Wherever a line holds the word "meetings", copy that line out.

───── Records shown

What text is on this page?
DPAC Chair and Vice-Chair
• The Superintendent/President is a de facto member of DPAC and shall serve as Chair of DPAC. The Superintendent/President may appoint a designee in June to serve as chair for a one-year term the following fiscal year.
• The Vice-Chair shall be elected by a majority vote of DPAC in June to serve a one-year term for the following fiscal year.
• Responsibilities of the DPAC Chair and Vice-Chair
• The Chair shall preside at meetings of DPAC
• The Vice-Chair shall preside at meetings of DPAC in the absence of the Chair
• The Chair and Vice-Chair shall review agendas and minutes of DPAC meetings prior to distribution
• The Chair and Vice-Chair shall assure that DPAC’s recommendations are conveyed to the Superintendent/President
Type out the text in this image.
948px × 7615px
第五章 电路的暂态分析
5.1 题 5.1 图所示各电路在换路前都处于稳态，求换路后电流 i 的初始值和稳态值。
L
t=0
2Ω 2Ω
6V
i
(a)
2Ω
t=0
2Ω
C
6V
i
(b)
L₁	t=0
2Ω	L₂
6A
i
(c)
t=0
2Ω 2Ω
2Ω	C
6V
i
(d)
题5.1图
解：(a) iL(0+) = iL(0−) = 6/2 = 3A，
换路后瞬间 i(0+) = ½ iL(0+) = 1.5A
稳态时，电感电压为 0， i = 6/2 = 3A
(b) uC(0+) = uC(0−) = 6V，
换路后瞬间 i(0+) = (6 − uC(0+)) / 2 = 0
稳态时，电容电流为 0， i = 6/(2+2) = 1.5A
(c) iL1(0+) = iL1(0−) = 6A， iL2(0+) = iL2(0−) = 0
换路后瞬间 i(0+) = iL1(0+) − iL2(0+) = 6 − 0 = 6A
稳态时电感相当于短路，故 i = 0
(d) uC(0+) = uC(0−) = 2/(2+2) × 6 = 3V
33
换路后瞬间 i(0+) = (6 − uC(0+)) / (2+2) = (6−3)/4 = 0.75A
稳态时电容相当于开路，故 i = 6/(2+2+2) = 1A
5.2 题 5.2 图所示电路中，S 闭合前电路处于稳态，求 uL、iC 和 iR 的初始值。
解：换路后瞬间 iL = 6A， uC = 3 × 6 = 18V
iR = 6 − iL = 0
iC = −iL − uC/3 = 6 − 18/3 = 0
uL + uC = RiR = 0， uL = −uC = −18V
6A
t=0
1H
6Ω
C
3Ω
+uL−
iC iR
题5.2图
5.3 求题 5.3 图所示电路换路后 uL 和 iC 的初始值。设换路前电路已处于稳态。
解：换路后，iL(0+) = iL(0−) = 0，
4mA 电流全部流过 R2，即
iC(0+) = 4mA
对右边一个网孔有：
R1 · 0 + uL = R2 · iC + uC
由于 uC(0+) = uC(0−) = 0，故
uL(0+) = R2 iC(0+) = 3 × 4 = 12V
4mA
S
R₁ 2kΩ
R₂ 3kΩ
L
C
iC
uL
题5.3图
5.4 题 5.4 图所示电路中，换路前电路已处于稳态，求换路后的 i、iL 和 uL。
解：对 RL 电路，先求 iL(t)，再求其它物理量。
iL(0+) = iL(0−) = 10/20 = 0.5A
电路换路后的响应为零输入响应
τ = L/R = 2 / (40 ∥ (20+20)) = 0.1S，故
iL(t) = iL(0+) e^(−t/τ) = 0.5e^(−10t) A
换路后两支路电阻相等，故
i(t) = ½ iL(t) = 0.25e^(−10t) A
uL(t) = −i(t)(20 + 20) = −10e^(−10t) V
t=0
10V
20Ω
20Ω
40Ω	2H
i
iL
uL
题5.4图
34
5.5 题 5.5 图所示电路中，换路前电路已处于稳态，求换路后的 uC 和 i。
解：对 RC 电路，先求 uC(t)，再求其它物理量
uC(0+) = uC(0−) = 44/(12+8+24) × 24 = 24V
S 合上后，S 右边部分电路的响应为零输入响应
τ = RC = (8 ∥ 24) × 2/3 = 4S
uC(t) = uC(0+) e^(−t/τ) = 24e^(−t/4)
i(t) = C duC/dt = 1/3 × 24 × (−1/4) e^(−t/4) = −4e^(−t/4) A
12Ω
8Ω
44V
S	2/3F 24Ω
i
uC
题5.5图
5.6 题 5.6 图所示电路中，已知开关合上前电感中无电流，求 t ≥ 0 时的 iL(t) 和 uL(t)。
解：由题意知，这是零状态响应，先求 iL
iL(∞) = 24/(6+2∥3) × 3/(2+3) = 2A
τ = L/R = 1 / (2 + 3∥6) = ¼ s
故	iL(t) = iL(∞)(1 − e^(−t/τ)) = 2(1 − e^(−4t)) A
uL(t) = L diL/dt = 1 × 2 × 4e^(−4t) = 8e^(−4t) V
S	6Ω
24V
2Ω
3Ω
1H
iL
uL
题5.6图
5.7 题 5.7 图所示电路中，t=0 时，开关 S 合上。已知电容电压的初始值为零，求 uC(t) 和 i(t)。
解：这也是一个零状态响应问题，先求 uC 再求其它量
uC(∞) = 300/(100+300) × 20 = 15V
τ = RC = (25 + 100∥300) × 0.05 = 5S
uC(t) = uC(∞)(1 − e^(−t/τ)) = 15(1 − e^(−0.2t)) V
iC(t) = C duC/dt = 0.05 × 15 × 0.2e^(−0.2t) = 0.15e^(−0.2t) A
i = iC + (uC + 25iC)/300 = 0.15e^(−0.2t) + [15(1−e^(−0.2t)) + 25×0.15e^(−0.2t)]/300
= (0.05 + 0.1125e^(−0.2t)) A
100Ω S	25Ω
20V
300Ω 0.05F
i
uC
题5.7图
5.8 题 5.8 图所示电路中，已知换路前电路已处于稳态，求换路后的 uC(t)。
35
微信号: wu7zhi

──────────

§ **Full answer**
• The Chair shall preside at meetings of DPAC
• The Vice-Chair shall preside at meetings of DPAC in the absence of the Chair
• The Chair and Vice-Chair shall review agendas and minutes of DPAC meetings prior to distribution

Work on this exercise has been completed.